Given instruction -
Copy out each line of the material below that holds the string "score".
==== Input ====
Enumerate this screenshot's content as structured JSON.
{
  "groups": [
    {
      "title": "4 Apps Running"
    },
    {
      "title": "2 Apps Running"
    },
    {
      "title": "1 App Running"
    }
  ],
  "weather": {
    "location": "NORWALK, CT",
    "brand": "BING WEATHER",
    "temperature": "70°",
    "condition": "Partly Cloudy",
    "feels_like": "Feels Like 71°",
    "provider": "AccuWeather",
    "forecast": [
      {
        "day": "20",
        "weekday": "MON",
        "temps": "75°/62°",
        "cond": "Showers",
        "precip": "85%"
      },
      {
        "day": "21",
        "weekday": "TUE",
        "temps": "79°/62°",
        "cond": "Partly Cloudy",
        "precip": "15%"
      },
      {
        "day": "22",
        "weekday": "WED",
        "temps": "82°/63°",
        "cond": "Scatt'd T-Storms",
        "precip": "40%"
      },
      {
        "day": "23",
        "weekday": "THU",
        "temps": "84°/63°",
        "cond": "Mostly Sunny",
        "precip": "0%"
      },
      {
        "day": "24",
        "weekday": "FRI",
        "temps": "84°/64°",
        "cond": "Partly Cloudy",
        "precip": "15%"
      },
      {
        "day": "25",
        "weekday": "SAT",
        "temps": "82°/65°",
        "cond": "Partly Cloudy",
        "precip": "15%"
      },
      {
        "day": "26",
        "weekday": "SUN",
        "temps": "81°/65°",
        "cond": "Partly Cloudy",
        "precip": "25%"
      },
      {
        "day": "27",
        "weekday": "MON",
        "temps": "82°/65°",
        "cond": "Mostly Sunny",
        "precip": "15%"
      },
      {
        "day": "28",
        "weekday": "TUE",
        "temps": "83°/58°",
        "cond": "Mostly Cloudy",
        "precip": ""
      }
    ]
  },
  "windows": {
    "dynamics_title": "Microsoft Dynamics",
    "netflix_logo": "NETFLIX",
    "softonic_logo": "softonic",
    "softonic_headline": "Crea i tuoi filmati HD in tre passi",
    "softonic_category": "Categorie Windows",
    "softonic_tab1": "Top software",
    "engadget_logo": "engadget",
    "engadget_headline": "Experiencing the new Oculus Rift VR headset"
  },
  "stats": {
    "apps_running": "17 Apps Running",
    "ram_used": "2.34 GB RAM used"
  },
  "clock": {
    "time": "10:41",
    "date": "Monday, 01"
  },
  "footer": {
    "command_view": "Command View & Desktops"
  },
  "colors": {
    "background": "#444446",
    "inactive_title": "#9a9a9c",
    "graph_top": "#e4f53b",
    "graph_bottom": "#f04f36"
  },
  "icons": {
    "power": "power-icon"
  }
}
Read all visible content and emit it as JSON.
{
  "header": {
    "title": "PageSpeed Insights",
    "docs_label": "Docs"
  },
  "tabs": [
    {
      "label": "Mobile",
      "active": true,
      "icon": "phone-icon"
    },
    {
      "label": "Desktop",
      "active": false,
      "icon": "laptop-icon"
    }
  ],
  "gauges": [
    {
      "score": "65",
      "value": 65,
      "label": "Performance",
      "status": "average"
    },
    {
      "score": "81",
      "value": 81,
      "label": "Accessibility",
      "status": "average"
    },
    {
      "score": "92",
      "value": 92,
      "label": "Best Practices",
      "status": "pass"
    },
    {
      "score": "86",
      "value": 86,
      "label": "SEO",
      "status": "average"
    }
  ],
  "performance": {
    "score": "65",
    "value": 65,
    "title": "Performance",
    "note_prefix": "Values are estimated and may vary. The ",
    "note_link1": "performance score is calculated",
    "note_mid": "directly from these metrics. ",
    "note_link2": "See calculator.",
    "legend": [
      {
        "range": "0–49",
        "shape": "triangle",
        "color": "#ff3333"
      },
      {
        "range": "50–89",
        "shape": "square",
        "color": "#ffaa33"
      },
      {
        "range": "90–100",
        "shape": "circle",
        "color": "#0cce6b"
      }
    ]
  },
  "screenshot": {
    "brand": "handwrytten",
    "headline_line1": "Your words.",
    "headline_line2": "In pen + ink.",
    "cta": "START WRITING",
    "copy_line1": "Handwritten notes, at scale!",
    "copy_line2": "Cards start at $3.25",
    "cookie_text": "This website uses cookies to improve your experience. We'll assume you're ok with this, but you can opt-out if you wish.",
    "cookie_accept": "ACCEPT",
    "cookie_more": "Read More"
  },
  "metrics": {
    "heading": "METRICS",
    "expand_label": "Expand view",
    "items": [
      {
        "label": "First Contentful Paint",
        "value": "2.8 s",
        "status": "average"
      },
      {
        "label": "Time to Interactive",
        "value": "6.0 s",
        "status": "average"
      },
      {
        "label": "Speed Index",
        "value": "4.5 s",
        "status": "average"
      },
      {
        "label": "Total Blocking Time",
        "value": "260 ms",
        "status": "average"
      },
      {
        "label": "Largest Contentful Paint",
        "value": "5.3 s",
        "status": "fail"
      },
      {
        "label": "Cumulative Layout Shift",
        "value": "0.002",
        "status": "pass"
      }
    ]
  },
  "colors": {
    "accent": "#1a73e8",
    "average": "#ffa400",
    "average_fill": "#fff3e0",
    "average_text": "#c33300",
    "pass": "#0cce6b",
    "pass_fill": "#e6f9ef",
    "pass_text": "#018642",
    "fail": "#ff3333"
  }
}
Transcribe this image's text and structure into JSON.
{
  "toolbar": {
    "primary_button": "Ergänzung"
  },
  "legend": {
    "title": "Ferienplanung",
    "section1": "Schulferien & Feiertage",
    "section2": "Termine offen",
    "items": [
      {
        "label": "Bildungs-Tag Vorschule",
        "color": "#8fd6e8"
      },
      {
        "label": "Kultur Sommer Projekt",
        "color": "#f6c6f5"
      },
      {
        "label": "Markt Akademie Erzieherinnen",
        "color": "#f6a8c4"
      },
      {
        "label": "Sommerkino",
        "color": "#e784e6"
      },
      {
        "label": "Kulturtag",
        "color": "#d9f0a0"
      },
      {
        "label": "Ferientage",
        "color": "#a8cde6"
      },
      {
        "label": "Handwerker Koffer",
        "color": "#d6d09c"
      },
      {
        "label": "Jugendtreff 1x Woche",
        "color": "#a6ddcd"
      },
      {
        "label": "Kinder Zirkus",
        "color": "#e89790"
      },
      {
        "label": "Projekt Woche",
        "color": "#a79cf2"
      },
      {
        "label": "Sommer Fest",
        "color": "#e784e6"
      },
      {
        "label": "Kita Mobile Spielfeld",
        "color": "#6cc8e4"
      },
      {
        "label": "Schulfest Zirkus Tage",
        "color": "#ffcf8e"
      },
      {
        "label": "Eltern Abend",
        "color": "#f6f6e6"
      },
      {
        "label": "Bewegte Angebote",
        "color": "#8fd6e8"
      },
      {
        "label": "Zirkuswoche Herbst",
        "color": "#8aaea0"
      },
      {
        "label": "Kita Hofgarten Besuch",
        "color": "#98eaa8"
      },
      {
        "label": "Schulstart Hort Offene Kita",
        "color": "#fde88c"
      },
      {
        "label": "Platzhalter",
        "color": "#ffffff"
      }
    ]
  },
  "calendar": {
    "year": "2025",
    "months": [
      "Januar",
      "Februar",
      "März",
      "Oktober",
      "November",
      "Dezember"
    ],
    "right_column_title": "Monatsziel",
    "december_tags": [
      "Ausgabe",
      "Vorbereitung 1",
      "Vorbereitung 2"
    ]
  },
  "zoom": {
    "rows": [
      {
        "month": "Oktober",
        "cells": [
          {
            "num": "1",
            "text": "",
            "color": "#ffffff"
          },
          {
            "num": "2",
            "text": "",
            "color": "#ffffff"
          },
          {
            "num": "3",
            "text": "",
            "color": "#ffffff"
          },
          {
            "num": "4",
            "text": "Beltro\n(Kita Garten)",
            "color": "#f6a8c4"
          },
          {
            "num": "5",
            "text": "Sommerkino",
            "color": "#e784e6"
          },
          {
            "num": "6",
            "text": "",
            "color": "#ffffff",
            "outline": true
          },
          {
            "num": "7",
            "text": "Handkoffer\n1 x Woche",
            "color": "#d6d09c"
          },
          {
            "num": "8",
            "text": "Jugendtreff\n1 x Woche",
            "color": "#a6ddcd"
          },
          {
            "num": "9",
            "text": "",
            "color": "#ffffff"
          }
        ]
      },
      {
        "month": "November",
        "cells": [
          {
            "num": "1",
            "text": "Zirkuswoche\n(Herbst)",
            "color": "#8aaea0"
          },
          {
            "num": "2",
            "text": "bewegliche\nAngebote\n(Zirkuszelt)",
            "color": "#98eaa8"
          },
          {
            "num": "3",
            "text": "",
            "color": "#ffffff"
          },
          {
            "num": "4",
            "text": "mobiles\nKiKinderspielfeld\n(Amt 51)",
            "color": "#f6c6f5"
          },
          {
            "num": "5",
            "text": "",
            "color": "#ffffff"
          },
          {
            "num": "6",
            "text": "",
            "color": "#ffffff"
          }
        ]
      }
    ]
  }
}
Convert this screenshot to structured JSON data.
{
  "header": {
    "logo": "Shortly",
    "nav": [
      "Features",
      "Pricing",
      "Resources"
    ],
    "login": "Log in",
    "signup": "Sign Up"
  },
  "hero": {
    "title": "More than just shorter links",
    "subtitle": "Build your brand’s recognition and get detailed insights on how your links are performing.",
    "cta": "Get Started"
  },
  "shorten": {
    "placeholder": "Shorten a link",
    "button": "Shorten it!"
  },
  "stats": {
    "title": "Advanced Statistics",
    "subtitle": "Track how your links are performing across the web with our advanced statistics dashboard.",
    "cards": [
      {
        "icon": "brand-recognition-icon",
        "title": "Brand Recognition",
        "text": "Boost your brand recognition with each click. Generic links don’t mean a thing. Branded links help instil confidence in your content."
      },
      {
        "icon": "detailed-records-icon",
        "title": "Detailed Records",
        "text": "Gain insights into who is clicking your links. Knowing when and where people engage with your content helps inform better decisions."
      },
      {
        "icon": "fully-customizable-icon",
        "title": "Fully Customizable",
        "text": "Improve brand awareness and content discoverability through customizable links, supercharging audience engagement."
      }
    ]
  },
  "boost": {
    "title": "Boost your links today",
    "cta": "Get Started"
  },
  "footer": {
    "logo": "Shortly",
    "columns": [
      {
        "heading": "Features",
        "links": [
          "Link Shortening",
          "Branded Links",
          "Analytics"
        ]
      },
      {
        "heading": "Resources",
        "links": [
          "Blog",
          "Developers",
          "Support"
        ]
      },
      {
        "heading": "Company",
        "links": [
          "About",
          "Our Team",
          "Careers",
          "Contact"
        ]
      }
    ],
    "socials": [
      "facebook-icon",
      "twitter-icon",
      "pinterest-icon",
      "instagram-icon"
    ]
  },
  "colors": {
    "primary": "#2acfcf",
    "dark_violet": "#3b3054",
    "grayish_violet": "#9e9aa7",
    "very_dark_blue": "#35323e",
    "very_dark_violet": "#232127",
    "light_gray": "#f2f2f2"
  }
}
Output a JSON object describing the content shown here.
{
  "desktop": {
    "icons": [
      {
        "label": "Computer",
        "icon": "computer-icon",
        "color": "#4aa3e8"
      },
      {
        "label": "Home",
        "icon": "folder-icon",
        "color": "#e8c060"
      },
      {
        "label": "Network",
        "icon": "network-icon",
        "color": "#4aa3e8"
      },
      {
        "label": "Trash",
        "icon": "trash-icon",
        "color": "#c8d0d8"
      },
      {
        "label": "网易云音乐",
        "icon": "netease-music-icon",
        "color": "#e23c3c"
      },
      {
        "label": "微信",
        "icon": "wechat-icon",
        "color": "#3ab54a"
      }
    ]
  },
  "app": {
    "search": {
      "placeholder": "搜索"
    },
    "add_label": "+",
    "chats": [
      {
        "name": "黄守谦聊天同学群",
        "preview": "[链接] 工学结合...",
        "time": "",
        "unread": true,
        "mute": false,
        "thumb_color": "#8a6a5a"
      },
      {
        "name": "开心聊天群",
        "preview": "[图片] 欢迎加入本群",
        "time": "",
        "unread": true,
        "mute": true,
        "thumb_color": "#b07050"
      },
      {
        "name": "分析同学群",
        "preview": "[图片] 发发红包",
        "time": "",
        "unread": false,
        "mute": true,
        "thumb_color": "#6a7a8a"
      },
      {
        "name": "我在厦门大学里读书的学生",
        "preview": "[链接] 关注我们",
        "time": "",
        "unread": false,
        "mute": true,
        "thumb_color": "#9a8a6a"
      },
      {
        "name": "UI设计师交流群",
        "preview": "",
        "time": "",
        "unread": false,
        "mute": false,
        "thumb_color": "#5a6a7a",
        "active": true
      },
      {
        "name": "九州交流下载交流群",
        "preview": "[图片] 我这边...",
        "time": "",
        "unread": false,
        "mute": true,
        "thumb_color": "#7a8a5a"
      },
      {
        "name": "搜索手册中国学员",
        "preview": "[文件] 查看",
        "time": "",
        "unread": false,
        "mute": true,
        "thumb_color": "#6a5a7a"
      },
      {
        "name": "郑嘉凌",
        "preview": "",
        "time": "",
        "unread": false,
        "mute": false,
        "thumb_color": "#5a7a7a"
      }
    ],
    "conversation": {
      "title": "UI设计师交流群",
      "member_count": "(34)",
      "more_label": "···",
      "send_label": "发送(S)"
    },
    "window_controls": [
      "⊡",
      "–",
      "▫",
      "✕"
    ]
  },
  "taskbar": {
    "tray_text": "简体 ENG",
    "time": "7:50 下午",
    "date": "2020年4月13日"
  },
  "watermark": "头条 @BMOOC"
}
====
Correct result -
      "score": "65",
      "score": "81",
      "score": "92",
      "score": "86",
    "score": "65",
    "note_link1": "performance score is calculated",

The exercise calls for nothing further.